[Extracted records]
* * * * * * *
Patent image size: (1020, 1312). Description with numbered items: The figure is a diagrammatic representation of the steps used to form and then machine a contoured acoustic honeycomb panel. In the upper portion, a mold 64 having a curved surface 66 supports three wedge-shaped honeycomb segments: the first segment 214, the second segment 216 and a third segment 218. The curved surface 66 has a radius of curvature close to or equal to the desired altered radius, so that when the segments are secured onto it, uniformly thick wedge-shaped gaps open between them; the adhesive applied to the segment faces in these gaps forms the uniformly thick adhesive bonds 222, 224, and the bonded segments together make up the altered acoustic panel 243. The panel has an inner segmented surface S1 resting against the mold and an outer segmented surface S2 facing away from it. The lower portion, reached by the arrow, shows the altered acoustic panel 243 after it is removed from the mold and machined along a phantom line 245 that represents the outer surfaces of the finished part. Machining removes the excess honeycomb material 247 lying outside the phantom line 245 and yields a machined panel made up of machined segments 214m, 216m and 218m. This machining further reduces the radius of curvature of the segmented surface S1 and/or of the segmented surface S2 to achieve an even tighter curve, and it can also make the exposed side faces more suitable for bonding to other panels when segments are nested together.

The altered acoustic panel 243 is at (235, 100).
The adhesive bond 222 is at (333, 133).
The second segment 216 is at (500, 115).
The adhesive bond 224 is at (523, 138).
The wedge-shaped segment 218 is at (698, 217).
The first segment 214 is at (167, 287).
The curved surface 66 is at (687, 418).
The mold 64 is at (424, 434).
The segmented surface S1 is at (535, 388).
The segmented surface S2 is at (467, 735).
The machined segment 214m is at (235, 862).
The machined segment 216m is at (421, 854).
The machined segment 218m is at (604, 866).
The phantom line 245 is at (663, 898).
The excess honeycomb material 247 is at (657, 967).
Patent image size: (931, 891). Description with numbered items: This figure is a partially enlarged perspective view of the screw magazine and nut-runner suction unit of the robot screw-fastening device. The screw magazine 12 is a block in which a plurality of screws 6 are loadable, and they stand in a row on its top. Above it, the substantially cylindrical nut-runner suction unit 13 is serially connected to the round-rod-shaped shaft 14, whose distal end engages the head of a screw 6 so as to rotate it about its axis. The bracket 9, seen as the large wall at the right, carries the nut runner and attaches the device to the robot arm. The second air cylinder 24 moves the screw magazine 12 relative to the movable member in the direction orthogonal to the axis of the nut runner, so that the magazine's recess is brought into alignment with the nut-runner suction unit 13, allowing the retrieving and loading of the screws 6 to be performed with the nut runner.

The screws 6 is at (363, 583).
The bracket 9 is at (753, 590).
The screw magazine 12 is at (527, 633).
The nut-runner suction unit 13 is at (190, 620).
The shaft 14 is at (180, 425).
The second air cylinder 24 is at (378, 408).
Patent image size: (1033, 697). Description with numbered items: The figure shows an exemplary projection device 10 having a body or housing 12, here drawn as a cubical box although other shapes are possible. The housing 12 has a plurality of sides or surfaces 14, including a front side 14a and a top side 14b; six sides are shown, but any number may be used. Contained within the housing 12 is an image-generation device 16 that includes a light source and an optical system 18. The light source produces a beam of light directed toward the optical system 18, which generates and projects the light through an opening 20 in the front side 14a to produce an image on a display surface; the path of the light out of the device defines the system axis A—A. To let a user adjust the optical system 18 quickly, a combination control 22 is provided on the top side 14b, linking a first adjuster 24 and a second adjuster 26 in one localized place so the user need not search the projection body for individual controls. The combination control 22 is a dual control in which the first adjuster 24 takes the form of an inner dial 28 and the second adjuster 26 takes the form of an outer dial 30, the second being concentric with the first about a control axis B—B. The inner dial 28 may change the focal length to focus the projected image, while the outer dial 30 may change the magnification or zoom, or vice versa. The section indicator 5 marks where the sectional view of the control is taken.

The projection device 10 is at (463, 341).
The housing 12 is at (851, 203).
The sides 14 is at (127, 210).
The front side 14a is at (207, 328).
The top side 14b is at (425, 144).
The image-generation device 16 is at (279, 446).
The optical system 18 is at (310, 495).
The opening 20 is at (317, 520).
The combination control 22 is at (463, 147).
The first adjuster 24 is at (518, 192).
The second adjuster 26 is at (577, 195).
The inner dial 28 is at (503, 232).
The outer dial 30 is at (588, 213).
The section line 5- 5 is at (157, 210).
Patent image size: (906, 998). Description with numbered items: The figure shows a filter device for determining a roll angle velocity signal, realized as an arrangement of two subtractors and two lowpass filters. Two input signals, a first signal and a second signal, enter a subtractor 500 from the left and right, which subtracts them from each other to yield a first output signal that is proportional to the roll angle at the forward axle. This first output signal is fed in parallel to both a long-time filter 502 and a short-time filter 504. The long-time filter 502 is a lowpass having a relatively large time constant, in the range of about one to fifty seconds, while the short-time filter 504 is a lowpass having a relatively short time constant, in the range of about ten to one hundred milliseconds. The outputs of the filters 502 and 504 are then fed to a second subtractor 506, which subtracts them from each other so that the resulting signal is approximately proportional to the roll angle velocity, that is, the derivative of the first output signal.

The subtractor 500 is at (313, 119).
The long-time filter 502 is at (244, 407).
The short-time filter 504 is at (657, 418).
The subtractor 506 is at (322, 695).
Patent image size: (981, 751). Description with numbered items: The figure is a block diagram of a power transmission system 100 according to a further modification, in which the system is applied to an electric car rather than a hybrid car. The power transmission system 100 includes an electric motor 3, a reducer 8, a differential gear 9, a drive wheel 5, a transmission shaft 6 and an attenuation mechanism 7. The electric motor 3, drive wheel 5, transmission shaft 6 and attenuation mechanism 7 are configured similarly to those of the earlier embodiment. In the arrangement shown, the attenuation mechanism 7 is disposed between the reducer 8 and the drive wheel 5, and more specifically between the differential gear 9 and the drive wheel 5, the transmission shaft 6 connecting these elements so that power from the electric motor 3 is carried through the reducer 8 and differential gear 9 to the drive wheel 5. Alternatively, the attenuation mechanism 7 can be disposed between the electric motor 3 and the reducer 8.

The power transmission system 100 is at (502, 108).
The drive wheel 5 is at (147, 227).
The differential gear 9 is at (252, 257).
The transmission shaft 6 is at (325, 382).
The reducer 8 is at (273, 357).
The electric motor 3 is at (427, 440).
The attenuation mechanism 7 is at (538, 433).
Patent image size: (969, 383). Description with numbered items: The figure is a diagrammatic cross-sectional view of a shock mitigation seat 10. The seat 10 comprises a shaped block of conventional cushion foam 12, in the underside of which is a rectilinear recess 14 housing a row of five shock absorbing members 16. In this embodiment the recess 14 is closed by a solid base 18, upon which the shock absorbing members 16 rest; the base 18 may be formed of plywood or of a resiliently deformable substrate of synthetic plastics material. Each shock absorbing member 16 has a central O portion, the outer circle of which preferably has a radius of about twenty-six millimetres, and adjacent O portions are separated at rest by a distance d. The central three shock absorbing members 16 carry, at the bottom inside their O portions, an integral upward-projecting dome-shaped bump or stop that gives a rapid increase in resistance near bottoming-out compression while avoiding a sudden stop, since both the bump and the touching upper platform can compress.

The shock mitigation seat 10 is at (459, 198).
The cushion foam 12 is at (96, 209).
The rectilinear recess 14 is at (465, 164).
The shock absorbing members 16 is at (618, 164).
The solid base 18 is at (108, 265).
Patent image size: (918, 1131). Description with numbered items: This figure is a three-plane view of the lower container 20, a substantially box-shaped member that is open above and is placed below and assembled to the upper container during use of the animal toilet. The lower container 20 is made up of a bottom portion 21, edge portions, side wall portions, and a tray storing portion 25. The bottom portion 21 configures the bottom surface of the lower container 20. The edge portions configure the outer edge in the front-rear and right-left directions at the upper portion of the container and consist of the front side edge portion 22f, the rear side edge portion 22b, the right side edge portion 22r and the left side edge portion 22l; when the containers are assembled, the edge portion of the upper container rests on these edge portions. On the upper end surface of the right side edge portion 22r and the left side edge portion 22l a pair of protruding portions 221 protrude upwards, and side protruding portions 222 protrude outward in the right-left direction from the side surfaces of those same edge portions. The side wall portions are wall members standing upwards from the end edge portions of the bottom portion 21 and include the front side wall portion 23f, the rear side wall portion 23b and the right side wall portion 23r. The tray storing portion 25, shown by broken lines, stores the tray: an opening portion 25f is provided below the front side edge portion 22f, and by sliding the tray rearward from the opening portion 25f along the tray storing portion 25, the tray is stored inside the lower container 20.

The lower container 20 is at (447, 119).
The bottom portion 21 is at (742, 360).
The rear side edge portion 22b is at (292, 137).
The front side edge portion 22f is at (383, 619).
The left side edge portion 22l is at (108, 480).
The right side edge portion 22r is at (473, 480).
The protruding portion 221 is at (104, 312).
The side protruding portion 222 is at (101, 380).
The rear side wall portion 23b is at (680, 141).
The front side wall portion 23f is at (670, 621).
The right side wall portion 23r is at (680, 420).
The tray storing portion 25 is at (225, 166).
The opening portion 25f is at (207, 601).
* * * * * * *
AIM ▸ Reproduce, unchanged, the lines from the one containing "Patent image size: (906, 998)." through the one containing "The subtractor 506 is at (322, 695).", including both of those lines.

ANSWER TO THE EXERCISE ▸
Patent image size: (906, 998). Description with numbered items: The figure shows a filter device for determining a roll angle velocity signal, realized as an arrangement of two subtractors and two lowpass filters. Two input signals, a first signal and a second signal, enter a subtractor 500 from the left and right, which subtracts them from each other to yield a first output signal that is proportional to the roll angle at the forward axle. This first output signal is fed in parallel to both a long-time filter 502 and a short-time filter 504. The long-time filter 502 is a lowpass having a relatively large time constant, in the range of about one to fifty seconds, while the short-time filter 504 is a lowpass having a relatively short time constant, in the range of about ten to one hundred milliseconds. The outputs of the filters 502 and 504 are then fed to a second subtractor 506, which subtracts them from each other so that the resulting signal is approximately proportional to the roll angle velocity, that is, the derivative of the first output signal.

The subtractor 500 is at (313, 119).
The long-time filter 502 is at (244, 407).
The short-time filter 504 is at (657, 418).
The subtractor 506 is at (322, 695).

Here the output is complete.